— Article —
"""

Yesterday afternoon the “Compassion Seattle” campaign filed an updated version of its proposed charter amendment ballot initiative, with two key changes to address critiques of the effort that have emerged since the initiative was first unveiled.
The new version updates the language around keeping parks and public spaces free from encampments. The original version emphasized that it would be the city’s policy to keep those spaces clear of encampments has housing becomes available, which many advocates interpreted as an attempt to return to “sweeps” of encampments. The new version softens that stance, putting more emphasis on housing and finding the right balance:
It is the City’s policy to make available emergency and permanent housing to those living unsheltered so that the City may take actions to ensure that parks, playgrounds, sports fields, public spaces and sidewalks and streets (“public spaces”) remain open and clear of unauthorized encampments. The City shall develop policies and procedures to address those individuals who remain in public spaces, balancing the City’s strong interest in keeping public spaces clear of encampments and the possible harm to individuals caused by closing encampments. The housing and services provided shall acknowledge and be tailored to individual needs and cultural differences and be appropriately person-centered. The City shall prioritize matching willing individuals to housing based on their specific needs and situation and, as appropriate, to accommodate disabling conditions and family type in housing. The City, or its designee, shall appropriately utilize pathways to permanent housing and prioritize individuals or family needs in order to limit emergency housing stays to no longer than necessary. While there is no right to camp in any particular public space, it is City policy to avoid, as much as possible, dispersing people, except to safe and secure housing, unless remaining in place poses particular problems related to public health or safety or interferes with the use of the public spaces by others. In those circumstances where the City does not close an encampment, the City may still require individuals to shift their belongings and any structures to ensure safety, accessibility and to accommodate use of public spaces.

"""

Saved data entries
"""

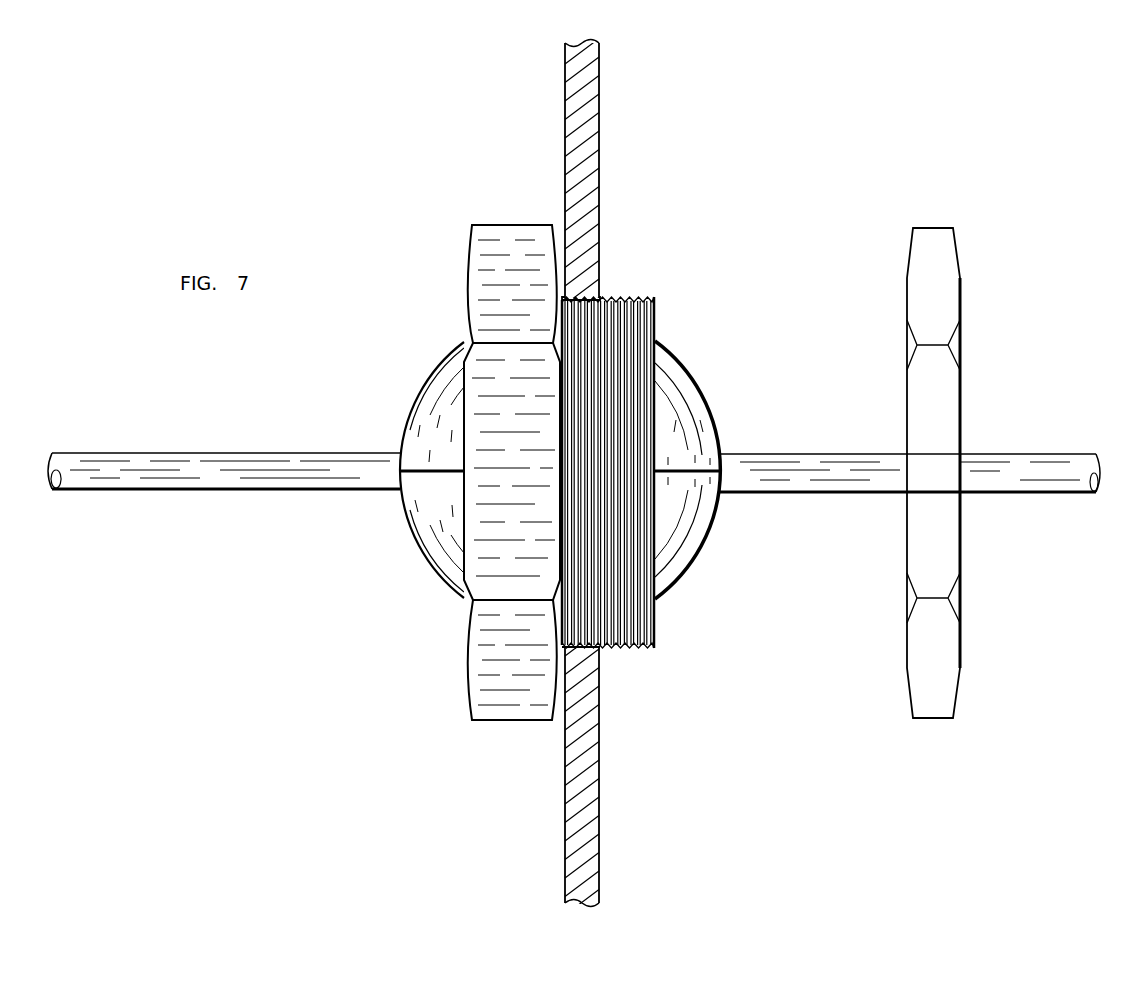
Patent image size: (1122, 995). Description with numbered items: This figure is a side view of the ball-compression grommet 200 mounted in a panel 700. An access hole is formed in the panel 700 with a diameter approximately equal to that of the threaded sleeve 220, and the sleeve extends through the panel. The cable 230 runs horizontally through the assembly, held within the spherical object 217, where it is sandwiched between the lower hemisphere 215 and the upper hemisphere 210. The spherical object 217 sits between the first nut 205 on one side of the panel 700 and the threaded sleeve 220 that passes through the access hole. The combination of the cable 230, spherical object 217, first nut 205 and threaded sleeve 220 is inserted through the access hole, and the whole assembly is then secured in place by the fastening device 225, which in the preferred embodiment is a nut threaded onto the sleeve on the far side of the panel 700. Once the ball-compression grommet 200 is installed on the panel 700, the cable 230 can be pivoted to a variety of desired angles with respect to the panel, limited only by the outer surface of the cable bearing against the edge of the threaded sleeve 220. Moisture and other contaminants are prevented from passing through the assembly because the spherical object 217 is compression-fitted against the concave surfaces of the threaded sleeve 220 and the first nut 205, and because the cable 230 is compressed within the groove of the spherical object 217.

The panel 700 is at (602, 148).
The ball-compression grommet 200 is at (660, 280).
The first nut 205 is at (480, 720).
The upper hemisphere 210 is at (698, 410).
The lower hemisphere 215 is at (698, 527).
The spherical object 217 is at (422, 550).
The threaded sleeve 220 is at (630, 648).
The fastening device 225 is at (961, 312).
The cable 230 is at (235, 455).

"""
"""

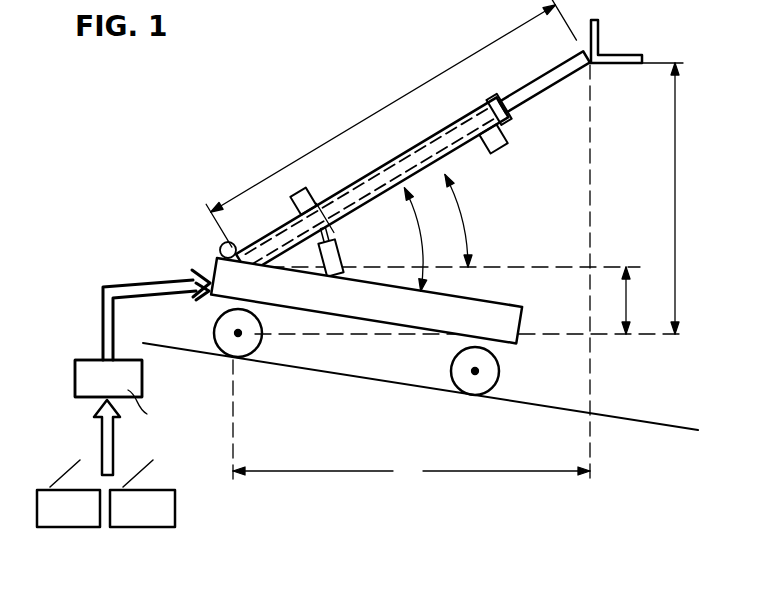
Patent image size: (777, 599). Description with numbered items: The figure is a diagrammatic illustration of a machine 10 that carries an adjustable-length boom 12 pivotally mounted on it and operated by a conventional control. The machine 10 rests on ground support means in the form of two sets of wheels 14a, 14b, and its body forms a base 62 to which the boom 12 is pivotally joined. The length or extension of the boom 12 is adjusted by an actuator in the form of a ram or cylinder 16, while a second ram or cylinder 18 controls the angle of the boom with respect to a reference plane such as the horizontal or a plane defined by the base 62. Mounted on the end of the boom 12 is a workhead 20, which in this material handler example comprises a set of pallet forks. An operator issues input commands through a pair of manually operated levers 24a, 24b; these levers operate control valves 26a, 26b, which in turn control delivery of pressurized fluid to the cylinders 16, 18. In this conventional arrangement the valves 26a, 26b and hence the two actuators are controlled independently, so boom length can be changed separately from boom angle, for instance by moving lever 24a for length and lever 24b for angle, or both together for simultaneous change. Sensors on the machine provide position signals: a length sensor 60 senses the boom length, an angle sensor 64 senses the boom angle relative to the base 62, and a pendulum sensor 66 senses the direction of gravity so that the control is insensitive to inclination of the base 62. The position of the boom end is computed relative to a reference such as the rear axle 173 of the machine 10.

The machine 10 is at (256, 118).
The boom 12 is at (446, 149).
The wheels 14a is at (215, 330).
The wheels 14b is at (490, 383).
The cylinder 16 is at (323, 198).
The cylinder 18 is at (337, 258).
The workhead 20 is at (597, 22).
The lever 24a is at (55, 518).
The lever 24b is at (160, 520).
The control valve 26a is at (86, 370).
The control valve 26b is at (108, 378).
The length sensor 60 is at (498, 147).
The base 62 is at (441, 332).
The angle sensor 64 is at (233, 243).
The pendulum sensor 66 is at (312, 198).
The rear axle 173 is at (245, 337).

"""

— To do —
Write what comes next in the article about the updated Compassion Seattle charter amendment.

— Answer for the task —
The other significant change in the revised version is the addition of a sunset clause:
This Article IX shall sunset and become null and void on December 31, 2027.
That’s a curious addition, that points out how strange it is to be legislating this sort of thing in the City Charter instead of in an ordinance. And it raises questions about whether anyone actually believes at this point that the homelessness crisis will be solved in the next six years.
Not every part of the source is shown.